YOUR OBJECTIVE = The records that follow must be reproduced in full, exactly as written.

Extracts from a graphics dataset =
========================
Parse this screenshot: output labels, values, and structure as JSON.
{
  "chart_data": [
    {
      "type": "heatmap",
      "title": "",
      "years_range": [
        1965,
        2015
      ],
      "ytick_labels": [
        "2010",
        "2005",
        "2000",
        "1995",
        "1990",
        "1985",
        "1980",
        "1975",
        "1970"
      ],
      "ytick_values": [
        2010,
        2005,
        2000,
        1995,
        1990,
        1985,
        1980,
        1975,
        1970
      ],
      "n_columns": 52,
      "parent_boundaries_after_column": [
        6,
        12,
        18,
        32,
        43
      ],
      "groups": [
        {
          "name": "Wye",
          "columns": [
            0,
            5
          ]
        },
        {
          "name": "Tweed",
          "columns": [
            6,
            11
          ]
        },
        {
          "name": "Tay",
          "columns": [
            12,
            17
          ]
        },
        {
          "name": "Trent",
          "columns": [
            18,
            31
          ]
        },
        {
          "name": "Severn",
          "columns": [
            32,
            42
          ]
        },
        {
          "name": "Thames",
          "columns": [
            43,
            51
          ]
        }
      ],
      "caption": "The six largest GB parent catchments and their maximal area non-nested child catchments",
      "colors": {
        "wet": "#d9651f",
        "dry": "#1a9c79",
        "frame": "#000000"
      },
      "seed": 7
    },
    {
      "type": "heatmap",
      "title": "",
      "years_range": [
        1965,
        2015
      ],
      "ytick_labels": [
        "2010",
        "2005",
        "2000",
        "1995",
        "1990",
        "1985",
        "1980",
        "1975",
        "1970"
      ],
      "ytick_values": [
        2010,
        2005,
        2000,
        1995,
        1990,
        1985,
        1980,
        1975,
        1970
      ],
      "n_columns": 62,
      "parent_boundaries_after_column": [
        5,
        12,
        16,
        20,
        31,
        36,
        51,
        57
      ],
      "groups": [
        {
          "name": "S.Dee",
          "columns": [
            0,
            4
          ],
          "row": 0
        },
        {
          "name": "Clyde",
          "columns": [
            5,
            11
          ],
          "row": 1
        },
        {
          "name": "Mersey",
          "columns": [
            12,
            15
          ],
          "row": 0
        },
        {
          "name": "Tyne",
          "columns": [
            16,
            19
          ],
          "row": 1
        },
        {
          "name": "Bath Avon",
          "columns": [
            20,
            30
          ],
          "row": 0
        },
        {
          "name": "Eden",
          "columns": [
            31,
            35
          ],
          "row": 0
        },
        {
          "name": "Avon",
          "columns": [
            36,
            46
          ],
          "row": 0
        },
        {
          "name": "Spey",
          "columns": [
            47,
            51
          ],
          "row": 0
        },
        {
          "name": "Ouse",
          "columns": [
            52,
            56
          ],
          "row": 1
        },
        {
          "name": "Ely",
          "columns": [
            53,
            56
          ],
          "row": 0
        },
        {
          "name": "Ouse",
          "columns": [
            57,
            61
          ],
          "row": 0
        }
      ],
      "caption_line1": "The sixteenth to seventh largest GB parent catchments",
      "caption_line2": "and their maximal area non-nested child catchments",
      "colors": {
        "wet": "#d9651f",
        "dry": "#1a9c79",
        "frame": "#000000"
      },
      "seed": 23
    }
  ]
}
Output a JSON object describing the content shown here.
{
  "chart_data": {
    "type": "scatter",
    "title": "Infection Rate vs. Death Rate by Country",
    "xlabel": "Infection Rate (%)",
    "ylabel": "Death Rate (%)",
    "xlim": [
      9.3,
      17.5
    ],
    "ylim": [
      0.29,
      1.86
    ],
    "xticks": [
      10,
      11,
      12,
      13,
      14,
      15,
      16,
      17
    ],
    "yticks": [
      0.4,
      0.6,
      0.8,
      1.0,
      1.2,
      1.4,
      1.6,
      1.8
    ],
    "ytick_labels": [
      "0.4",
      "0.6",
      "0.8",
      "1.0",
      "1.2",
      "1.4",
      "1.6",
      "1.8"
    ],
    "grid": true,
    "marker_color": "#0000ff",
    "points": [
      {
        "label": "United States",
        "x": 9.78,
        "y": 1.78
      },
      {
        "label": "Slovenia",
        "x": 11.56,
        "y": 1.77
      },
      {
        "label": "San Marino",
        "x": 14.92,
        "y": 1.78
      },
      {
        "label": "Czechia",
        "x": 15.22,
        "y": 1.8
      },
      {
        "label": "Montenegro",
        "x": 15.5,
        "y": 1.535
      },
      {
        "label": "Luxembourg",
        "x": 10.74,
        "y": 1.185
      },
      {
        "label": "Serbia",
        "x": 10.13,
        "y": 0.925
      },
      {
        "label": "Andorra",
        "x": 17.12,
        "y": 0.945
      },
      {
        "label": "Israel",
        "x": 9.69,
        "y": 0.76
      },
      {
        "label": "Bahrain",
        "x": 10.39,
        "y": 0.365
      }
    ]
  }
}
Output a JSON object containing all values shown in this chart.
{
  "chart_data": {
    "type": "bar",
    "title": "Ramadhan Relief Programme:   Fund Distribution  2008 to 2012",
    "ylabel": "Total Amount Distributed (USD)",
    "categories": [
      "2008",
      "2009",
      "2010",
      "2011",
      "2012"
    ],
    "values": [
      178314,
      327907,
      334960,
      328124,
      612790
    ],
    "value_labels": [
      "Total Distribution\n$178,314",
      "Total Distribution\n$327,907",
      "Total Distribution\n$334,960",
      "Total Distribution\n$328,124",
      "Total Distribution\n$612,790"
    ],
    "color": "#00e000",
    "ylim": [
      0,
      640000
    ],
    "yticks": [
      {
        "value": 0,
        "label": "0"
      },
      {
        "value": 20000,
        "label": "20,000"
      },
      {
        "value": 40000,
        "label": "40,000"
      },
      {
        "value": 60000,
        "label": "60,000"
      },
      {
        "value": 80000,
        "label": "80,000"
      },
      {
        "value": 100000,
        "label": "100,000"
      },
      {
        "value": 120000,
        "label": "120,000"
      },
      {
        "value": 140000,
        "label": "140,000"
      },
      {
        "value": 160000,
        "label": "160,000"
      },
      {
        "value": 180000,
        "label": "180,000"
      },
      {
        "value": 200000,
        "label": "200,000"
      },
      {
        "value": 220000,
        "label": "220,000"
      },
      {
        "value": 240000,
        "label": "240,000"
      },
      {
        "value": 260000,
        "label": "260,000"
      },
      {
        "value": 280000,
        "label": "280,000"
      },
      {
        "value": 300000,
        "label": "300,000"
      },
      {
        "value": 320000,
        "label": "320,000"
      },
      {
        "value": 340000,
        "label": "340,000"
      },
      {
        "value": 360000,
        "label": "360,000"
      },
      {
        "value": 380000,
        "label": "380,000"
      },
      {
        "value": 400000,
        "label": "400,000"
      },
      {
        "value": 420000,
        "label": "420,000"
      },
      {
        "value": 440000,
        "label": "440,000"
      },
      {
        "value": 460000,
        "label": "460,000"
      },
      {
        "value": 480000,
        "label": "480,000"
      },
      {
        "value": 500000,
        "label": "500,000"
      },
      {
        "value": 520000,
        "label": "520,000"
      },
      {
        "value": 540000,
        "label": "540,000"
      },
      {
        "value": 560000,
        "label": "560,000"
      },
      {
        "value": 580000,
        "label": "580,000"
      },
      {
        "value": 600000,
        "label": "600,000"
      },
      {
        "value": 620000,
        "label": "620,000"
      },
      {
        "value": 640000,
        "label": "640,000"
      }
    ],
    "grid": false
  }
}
========================
ANSWER TO THIS PROBLEM =
Parse this screenshot: output labels, values, and structure as JSON.
{
  "chart_data": [
    {
      "type": "heatmap",
      "title": "",
      "years_range": [
        1965,
        2015
      ],
      "ytick_labels": [
        "2010",
        "2005",
        "2000",
        "1995",
        "1990",
        "1985",
        "1980",
        "1975",
        "1970"
      ],
      "ytick_values": [
        2010,
        2005,
        2000,
        1995,
        1990,
        1985,
        1980,
        1975,
        1970
      ],
      "n_columns": 52,
      "parent_boundaries_after_column": [
        6,
        12,
        18,
        32,
        43
      ],
      "groups": [
        {
          "name": "Wye",
          "columns": [
            0,
            5
          ]
        },
        {
          "name": "Tweed",
          "columns": [
            6,
            11
          ]
        },
        {
          "name": "Tay",
          "columns": [
            12,
            17
          ]
        },
        {
          "name": "Trent",
          "columns": [
            18,
            31
          ]
        },
        {
          "name": "Severn",
          "columns": [
            32,
            42
          ]
        },
        {
          "name": "Thames",
          "columns": [
            43,
            51
          ]
        }
      ],
      "caption": "The six largest GB parent catchments and their maximal area non-nested child catchments",
      "colors": {
        "wet": "#d9651f",
        "dry": "#1a9c79",
        "frame": "#000000"
      },
      "seed": 7
    },
    {
      "type": "heatmap",
      "title": "",
      "years_range": [
        1965,
        2015
      ],
      "ytick_labels": [
        "2010",
        "2005",
        "2000",
        "1995",
        "1990",
        "1985",
        "1980",
        "1975",
        "1970"
      ],
      "ytick_values": [
        2010,
        2005,
        2000,
        1995,
        1990,
        1985,
        1980,
        1975,
        1970
      ],
      "n_columns": 62,
      "parent_boundaries_after_column": [
        5,
        12,
        16,
        20,
        31,
        36,
        51,
        57
      ],
      "groups": [
        {
          "name": "S.Dee",
          "columns": [
            0,
            4
          ],
          "row": 0
        },
        {
          "name": "Clyde",
          "columns": [
            5,
            11
          ],
          "row": 1
        },
        {
          "name": "Mersey",
          "columns": [
            12,
            15
          ],
          "row": 0
        },
        {
          "name": "Tyne",
          "columns": [
            16,
            19
          ],
          "row": 1
        },
        {
          "name": "Bath Avon",
          "columns": [
            20,
            30
          ],
          "row": 0
        },
        {
          "name": "Eden",
          "columns": [
            31,
            35
          ],
          "row": 0
        },
        {
          "name": "Avon",
          "columns": [
            36,
            46
          ],
          "row": 0
        },
        {
          "name": "Spey",
          "columns": [
            47,
            51
          ],
          "row": 0
        },
        {
          "name": "Ouse",
          "columns": [
            52,
            56
          ],
          "row": 1
        },
        {
          "name": "Ely",
          "columns": [
            53,
            56
          ],
          "row": 0
        },
        {
          "name": "Ouse",
          "columns": [
            57,
            61
          ],
          "row": 0
        }
      ],
      "caption_line1": "The sixteenth to seventh largest GB parent catchments",
      "caption_line2": "and their maximal area non-nested child catchments",
      "colors": {
        "wet": "#d9651f",
        "dry": "#1a9c79",
        "frame": "#000000"
      },
      "seed": 23
    }
  ]
}
Output a JSON object describing the content shown here.
{
  "chart_data": {
    "type": "scatter",
    "title": "Infection Rate vs. Death Rate by Country",
    "xlabel": "Infection Rate (%)",
    "ylabel": "Death Rate (%)",
    "xlim": [
      9.3,
      17.5
    ],
    "ylim": [
      0.29,
      1.86
    ],
    "xticks": [
      10,
      11,
      12,
      13,
      14,
      15,
      16,
      17
    ],
    "yticks": [
      0.4,
      0.6,
      0.8,
      1.0,
      1.2,
      1.4,
      1.6,
      1.8
    ],
    "ytick_labels": [
      "0.4",
      "0.6",
      "0.8",
      "1.0",
      "1.2",
      "1.4",
      "1.6",
      "1.8"
    ],
    "grid": true,
    "marker_color": "#0000ff",
    "points": [
      {
        "label": "United States",
        "x": 9.78,
        "y": 1.78
      },
      {
        "label": "Slovenia",
        "x": 11.56,
        "y": 1.77
      },
      {
        "label": "San Marino",
        "x": 14.92,
        "y": 1.78
      },
      {
        "label": "Czechia",
        "x": 15.22,
        "y": 1.8
      },
      {
        "label": "Montenegro",
        "x": 15.5,
        "y": 1.535
      },
      {
        "label": "Luxembourg",
        "x": 10.74,
        "y": 1.185
      },
      {
        "label": "Serbia",
        "x": 10.13,
        "y": 0.925
      },
      {
        "label": "Andorra",
        "x": 17.12,
        "y": 0.945
      },
      {
        "label": "Israel",
        "x": 9.69,
        "y": 0.76
      },
      {
        "label": "Bahrain",
        "x": 10.39,
        "y": 0.365
      }
    ]
  }
}
Output a JSON object containing all values shown in this chart.
{
  "chart_data": {
    "type": "bar",
    "title": "Ramadhan Relief Programme:   Fund Distribution  2008 to 2012",
    "ylabel": "Total Amount Distributed (USD)",
    "categories": [
      "2008",
      "2009",
      "2010",
      "2011",
      "2012"
    ],
    "values": [
      178314,
      327907,
      334960,
      328124,
      612790
    ],
    "value_labels": [
      "Total Distribution\n$178,314",
      "Total Distribution\n$327,907",
      "Total Distribution\n$334,960",
      "Total Distribution\n$328,124",
      "Total Distribution\n$612,790"
    ],
    "color": "#00e000",
    "ylim": [
      0,
      640000
    ],
    "yticks": [
      {
        "value": 0,
        "label": "0"
      },
      {
        "value": 20000,
        "label": "20,000"
      },
      {
        "value": 40000,
        "label": "40,000"
      },
      {
        "value": 60000,
        "label": "60,000"
      },
      {
        "value": 80000,
        "label": "80,000"
      },
      {
        "value": 100000,
        "label": "100,000"
      },
      {
        "value": 120000,
        "label": "120,000"
      },
      {
        "value": 140000,
        "label": "140,000"
      },
      {
        "value": 160000,
        "label": "160,000"
      },
      {
        "value": 180000,
        "label": "180,000"
      },
      {
        "value": 200000,
        "label": "200,000"
      },
      {
        "value": 220000,
        "label": "220,000"
      },
      {
        "value": 240000,
        "label": "240,000"
      },
      {
        "value": 260000,
        "label": "260,000"
      },
      {
        "value": 280000,
        "label": "280,000"
      },
      {
        "value": 300000,
        "label": "300,000"
      },
      {
        "value": 320000,
        "label": "320,000"
      },
      {
        "value": 340000,
        "label": "340,000"
      },
      {
        "value": 360000,
        "label": "360,000"
      },
      {
        "value": 380000,
        "label": "380,000"
      },
      {
        "value": 400000,
        "label": "400,000"
      },
      {
        "value": 420000,
        "label": "420,000"
      },
      {
        "value": 440000,
        "label": "440,000"
      },
      {
        "value": 460000,
        "label": "460,000"
      },
      {
        "value": 480000,
        "label": "480,000"
      },
      {
        "value": 500000,
        "label": "500,000"
      },
      {
        "value": 520000,
        "label": "520,000"
      },
      {
        "value": 540000,
        "label": "540,000"
      },
      {
        "value": 560000,
        "label": "560,000"
      },
      {
        "value": 580000,
        "label": "580,000"
      },
      {
        "value": 600000,
        "label": "600,000"
      },
      {
        "value": 620000,
        "label": "620,000"
      },
      {
        "value": 640000,
        "label": "640,000"
      }
    ],
    "grid": false
  }
}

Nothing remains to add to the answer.